- _AIM OF THE EXERCISE_
Copy every line from the material below that holds "Republic".

** start of AVAILABLE RECORDS **

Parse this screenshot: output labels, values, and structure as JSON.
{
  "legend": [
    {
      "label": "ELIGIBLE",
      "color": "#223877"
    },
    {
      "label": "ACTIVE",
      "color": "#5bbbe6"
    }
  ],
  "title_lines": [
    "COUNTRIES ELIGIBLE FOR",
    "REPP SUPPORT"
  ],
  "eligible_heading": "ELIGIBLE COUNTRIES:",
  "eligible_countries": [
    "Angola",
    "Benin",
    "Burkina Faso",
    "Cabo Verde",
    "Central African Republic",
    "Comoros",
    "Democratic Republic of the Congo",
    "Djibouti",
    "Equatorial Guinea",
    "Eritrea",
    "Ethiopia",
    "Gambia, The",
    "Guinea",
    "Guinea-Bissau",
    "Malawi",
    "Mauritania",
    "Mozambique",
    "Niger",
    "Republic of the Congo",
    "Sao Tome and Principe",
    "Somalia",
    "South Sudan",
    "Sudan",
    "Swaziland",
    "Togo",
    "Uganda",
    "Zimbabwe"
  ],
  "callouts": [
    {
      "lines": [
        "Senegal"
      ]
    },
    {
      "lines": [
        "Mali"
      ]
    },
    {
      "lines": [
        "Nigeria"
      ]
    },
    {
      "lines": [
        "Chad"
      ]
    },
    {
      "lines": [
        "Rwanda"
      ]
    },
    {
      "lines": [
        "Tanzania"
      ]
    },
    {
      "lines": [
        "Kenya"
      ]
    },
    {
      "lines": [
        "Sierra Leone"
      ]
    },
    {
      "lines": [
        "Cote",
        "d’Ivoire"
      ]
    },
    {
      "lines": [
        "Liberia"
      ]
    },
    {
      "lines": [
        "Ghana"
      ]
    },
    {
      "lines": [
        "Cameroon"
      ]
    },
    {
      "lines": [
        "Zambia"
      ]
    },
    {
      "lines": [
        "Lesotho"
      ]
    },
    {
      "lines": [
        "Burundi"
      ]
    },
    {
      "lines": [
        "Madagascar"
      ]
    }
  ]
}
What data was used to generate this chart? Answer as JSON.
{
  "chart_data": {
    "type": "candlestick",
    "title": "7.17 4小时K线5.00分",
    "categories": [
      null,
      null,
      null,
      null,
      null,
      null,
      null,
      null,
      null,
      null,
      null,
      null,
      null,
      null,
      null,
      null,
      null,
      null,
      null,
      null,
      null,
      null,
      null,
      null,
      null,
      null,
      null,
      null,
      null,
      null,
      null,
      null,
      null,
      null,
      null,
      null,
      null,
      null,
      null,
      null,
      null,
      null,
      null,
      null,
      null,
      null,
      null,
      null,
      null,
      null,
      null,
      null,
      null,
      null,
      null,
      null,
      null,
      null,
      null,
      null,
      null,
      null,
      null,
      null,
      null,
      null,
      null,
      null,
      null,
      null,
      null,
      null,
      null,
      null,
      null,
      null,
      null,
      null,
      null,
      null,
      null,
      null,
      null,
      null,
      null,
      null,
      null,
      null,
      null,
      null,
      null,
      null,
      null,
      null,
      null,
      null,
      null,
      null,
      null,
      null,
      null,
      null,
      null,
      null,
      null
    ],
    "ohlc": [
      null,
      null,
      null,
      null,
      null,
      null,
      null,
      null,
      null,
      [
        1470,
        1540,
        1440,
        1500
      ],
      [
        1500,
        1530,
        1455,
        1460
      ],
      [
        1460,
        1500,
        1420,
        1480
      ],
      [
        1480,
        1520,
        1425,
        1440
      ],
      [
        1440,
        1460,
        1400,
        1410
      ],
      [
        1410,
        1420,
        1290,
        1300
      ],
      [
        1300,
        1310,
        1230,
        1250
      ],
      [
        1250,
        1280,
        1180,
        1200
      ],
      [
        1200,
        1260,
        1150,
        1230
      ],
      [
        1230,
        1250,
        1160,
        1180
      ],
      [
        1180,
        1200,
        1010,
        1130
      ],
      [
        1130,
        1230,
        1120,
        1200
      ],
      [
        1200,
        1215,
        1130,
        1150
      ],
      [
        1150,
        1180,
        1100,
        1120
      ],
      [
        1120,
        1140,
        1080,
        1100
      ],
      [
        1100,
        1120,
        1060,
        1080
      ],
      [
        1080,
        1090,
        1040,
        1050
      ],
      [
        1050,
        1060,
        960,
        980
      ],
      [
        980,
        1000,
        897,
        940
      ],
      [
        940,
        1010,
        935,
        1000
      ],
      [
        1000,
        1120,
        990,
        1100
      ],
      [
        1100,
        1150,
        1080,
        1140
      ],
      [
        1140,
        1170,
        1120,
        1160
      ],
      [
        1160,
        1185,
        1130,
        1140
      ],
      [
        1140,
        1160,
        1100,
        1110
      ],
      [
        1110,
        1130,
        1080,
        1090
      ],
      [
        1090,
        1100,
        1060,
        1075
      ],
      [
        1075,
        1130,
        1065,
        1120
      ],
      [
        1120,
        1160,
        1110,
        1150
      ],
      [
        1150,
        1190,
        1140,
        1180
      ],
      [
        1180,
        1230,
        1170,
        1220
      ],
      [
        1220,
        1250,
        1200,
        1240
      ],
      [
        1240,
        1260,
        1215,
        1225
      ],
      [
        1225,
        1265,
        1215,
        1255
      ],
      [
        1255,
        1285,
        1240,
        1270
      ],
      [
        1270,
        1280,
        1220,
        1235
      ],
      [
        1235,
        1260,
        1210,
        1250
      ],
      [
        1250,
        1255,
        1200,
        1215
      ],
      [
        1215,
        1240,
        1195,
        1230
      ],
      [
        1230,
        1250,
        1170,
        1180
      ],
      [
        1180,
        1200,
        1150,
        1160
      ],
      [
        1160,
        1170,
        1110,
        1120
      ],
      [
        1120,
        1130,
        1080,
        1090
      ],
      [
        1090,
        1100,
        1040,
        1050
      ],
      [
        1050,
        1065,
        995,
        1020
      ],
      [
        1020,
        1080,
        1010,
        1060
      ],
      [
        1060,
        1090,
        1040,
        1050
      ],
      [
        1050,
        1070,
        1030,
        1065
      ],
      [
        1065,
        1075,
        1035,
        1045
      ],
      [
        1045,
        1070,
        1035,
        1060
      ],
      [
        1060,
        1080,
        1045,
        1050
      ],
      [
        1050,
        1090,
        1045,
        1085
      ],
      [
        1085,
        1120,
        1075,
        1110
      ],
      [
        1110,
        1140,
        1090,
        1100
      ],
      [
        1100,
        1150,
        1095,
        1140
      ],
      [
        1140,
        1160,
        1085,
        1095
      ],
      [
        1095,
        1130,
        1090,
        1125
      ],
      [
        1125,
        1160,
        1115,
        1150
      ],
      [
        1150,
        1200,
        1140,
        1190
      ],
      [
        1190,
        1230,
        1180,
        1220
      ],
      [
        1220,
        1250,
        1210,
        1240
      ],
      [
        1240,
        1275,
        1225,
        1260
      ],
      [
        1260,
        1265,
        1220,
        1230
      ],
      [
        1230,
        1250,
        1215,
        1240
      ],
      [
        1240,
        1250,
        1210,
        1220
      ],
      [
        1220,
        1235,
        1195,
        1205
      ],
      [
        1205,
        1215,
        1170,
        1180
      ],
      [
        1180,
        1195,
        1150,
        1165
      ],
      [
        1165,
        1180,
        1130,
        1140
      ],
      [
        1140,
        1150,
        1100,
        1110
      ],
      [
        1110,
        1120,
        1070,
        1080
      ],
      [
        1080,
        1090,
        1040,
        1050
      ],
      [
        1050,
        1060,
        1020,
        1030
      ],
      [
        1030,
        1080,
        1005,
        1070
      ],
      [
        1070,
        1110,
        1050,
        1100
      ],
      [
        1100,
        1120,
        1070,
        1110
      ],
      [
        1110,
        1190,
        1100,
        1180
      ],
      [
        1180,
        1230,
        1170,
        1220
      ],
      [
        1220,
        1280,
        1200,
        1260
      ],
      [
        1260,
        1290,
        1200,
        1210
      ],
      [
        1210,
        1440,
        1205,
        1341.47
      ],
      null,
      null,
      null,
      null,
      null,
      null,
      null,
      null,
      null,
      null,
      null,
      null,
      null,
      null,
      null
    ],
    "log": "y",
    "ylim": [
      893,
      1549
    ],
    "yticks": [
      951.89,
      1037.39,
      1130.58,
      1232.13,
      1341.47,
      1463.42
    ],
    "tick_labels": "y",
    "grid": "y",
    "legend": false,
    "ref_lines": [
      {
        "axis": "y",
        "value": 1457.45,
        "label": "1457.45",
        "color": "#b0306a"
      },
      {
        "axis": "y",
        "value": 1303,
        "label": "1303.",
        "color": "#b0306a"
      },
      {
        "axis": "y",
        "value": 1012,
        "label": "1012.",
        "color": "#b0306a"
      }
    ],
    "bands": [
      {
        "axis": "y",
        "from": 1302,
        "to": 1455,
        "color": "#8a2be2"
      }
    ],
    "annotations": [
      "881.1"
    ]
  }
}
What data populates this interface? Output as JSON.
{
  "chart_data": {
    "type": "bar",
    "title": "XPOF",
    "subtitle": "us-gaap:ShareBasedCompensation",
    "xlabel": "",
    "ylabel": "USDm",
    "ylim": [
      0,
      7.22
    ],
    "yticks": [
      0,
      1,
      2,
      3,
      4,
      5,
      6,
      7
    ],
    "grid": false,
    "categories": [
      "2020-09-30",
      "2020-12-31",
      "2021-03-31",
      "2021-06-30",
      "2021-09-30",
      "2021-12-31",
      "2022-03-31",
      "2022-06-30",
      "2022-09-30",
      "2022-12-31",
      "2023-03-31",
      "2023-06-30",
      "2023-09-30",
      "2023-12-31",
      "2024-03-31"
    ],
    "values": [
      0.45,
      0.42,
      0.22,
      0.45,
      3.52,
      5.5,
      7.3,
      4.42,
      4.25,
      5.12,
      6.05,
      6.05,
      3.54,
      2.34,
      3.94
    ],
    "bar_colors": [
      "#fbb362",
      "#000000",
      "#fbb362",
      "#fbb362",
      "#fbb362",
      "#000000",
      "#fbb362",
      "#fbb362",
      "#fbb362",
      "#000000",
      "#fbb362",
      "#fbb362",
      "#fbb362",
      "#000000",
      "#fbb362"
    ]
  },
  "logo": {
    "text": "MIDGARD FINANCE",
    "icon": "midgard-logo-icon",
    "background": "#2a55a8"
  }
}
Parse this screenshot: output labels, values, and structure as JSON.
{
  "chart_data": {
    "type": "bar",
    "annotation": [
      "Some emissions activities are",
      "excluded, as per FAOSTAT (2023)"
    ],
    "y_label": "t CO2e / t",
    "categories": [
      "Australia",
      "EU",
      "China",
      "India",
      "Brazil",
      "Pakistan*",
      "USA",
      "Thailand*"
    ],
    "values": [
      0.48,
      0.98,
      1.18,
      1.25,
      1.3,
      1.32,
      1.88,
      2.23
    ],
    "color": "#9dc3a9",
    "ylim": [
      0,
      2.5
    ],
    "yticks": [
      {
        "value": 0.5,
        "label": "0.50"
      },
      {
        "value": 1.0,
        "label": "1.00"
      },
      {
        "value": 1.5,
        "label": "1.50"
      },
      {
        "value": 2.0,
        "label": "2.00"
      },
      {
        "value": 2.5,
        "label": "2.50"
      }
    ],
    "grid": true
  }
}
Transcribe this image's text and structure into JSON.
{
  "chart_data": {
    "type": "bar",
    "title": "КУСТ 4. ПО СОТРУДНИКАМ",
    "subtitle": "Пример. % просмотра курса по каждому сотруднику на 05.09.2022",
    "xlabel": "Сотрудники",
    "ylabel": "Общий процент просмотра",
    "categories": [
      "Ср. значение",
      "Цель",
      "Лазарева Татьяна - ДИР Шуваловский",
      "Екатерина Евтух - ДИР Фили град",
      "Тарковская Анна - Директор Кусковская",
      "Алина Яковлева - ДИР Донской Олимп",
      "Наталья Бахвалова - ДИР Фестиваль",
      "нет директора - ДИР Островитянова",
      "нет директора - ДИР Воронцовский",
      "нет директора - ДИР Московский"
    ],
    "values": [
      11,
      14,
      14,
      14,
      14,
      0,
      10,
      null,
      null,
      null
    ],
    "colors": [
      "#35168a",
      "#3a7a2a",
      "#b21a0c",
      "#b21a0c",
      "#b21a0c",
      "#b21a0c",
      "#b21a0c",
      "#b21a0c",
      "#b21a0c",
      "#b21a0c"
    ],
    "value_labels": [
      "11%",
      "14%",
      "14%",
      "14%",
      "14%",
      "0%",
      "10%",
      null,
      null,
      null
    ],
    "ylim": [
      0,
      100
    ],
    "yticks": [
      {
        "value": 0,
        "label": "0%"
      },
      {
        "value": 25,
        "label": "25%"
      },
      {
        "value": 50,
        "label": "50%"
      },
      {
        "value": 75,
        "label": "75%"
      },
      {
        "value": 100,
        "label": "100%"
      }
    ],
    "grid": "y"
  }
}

** end of AVAILABLE RECORDS **

- _ANSWER TO THIS TASK_
    "Central African Republic",
    "Democratic Republic of the Congo",
    "Republic of the Congo",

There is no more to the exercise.